**PASSAGE**.

--- Start ---

The first method simply removed Seagull Energy Corporation and Oryx
Energy Company from the peer group while at the same time eliminating the top
and bottom payout percentage. Under this method, the Company ranked seventh for
a 75% payout. The second method used the Dow Jones Secondary Oils Index as a
means to roll forward Seagull Energy Corporation's and Oryx Energy Company's
trading values. Under this method, the Company ranked sixth for a 100% payout.
The third method used the actual ratio of shares contributed by Seagull Energy
Corporation and Oryx Energy Company in their respective business combinations
multiplied by the respective June 1999 average trading price. Under this method,
the Company ranked seventh for a 75% payout.
Since the Committee viewed each method as having merit, it averaged the
results from the three methods entitling the executive officers of the Company,
including certain of the executives named in the above tables, to receive 83% of
their respective performance shares in shares of the Company's Common Stock. Mr.
Seegmiller received 5,395 shares of Common Stock.
Stock options are granted under the Amended and Restated 1994 Long-Term
Incentive Plan at an option price not less than the fair market value of the
Common Stock on the date of grant. Accordingly, stock options have value only if
-14-
<PAGE> 18
the stock price appreciates after the date the options are granted. This design
focuses executives on the creation of stockholder value over the long-term and
encourages equity ownership in the Company.
The size of a stock option grant is based primarily on competitive
practice and is generally targeted to be at the 50th percentile of values
granted by the Peer Group. During 1999 the size of the stock option grant was
targeted at slightly above the median percentile of the competitive market due
to the Committee's desire to focus more on long-term incentive pay and in
recognition that no salary increases were made during 1999. The Committee does
not typically consider the amount of options previously granted and outstanding
when determining the size of stock option grants to executive officers. The
Committee's objective is to deliver a competitive award opportunity based on the
dollar value of the award granted. As a result, the number of shares underlying
stock option awards is dependent on the stock price on the date of grant.
In 1999 Mr. Seegmiller was granted an option to purchase 70,000 shares
of Common Stock with an exercise price of $17.4375. In addition to the
competitive market data, the Committee also considered the fact that Mr.
Seegmiller did not receive a salary increase during 1999.
The Company's stock options and performance shares are intended to
constitute "qualified performance based compensation" as defined under Section
162(m) of the Code, with the effect that the deduction disallowance of Section
162(m) of the Code should not be applicable to compensation paid to covered
employees under the stock options and performance share provisions. It is the
Committee's and the Subcommittee's intent that the majority of long-term
incentive awards will qualify under Section 162(m) of the Internal Revenue Code.

--- End ---

**DATA SUPPLIED**.
--- Start ---

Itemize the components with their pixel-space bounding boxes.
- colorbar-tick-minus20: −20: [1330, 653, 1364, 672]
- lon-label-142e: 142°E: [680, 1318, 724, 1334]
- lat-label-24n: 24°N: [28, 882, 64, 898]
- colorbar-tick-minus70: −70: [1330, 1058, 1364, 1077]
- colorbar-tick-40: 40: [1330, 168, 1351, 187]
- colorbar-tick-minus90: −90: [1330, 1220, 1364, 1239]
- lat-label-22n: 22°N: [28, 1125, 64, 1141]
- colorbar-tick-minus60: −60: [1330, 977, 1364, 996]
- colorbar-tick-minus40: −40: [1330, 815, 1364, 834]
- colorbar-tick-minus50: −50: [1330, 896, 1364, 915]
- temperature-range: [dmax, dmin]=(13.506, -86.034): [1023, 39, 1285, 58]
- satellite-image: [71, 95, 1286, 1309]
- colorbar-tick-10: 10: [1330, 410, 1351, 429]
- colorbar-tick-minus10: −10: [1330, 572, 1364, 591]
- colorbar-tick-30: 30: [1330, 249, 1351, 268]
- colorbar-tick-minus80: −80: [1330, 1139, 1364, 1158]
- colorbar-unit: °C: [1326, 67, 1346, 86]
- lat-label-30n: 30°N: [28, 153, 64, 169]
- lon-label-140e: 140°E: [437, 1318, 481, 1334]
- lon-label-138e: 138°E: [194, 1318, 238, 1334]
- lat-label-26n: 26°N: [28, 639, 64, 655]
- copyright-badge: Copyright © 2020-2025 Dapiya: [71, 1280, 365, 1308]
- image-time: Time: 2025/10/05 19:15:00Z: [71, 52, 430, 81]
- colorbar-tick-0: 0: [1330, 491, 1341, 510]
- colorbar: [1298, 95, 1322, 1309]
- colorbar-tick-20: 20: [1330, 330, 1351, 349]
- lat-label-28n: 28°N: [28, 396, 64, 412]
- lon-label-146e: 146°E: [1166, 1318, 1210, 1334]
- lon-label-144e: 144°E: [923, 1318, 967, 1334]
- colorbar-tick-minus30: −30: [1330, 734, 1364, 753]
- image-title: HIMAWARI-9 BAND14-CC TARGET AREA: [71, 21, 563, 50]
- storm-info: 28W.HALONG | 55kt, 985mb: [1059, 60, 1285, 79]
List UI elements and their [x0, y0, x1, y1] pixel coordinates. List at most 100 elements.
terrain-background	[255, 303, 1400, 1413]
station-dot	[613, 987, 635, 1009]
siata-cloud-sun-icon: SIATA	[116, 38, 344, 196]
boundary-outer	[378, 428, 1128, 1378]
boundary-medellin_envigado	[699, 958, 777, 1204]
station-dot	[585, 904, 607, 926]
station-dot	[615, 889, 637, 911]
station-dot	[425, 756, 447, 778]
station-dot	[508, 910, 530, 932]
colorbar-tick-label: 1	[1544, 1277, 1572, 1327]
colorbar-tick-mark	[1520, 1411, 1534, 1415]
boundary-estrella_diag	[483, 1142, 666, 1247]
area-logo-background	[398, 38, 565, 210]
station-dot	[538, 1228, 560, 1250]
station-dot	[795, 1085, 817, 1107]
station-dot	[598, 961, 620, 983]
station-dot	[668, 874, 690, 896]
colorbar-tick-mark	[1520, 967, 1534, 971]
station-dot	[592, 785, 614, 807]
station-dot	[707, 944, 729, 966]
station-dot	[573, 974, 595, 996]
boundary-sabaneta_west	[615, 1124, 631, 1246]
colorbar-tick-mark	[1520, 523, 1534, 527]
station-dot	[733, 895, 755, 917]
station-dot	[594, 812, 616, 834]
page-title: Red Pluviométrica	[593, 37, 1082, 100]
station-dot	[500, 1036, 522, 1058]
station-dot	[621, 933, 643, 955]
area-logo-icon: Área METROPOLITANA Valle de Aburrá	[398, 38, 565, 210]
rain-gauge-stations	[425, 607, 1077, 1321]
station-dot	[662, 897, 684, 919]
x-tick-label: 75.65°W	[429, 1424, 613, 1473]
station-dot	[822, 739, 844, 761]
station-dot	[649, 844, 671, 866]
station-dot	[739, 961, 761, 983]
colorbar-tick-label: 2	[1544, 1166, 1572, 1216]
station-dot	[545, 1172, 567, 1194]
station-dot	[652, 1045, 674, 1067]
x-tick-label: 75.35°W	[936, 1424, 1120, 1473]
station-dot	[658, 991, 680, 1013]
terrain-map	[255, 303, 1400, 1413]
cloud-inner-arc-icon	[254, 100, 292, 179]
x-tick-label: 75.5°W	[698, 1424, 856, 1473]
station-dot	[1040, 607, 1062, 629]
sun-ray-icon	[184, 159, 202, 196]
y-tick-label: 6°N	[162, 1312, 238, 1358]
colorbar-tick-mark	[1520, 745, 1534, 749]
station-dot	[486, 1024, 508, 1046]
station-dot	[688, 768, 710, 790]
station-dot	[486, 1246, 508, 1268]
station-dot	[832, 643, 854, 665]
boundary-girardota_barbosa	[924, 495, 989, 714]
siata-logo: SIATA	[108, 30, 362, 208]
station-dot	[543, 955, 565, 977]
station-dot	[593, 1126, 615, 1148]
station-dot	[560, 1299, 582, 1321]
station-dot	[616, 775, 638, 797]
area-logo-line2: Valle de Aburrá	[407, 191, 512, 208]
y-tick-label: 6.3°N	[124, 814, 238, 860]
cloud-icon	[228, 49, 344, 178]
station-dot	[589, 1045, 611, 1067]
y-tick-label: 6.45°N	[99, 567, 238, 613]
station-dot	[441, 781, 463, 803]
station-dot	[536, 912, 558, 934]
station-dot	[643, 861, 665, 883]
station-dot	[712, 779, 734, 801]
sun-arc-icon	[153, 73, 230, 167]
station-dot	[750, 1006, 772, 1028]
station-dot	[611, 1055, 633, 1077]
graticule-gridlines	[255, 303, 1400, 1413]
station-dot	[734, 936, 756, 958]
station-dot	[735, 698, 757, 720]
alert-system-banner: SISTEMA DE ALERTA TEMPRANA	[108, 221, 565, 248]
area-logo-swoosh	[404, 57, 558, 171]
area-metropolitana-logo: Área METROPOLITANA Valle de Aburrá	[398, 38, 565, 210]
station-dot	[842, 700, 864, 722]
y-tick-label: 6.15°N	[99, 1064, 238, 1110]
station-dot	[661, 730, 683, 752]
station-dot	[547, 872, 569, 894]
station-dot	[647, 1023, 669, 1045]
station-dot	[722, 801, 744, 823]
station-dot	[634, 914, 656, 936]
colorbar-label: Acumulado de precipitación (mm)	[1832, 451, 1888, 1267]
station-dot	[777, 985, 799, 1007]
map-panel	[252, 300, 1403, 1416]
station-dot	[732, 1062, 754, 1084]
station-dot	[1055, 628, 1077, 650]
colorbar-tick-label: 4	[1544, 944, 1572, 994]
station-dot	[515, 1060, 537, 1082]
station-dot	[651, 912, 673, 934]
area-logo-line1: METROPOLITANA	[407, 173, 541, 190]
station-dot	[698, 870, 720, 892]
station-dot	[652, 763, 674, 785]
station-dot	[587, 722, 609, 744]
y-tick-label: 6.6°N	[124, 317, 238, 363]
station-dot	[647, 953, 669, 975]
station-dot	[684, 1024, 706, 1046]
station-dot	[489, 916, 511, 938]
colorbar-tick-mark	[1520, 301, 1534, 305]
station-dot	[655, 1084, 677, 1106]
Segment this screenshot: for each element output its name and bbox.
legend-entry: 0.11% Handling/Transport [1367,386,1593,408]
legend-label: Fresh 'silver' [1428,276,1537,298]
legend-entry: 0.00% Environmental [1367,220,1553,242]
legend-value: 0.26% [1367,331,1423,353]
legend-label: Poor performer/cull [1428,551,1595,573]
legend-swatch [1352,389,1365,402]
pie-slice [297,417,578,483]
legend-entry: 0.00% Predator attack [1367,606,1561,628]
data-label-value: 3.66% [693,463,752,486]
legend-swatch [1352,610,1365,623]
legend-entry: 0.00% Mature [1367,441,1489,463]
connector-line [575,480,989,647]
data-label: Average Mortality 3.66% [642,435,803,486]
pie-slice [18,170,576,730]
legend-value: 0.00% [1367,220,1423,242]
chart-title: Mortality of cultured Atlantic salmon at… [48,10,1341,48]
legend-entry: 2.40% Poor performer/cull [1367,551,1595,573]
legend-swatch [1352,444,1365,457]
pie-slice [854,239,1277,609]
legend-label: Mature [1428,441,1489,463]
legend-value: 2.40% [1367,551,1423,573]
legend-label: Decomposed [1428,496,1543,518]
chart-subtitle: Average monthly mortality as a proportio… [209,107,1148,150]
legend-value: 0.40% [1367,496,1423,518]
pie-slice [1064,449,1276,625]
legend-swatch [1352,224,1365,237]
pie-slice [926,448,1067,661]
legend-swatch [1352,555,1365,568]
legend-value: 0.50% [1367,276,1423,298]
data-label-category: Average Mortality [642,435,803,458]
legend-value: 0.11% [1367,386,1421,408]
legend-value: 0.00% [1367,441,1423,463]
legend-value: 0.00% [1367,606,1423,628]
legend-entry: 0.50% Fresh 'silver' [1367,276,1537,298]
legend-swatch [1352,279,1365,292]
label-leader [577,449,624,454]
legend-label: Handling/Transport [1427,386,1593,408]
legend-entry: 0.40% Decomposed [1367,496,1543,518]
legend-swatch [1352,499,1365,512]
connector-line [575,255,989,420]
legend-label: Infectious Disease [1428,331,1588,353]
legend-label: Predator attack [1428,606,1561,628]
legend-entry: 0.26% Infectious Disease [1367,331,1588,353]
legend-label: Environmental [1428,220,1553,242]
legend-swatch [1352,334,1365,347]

--- End ---

**REQUIRED WORK**. Repeat the passage on executive pay word for word, starting with "Since the Committee" and going on through "Common Stock. Mr.". You won't need the entries for this.

**RESULT OF THIS TASK**.
Since the Committee viewed each method as having merit, it averaged the
results from the three methods entitling the executive officers of the Company,
including certain of the executives named in the above tables, to receive 83% of
their respective performance shares in shares of the Company's Common Stock. Mr.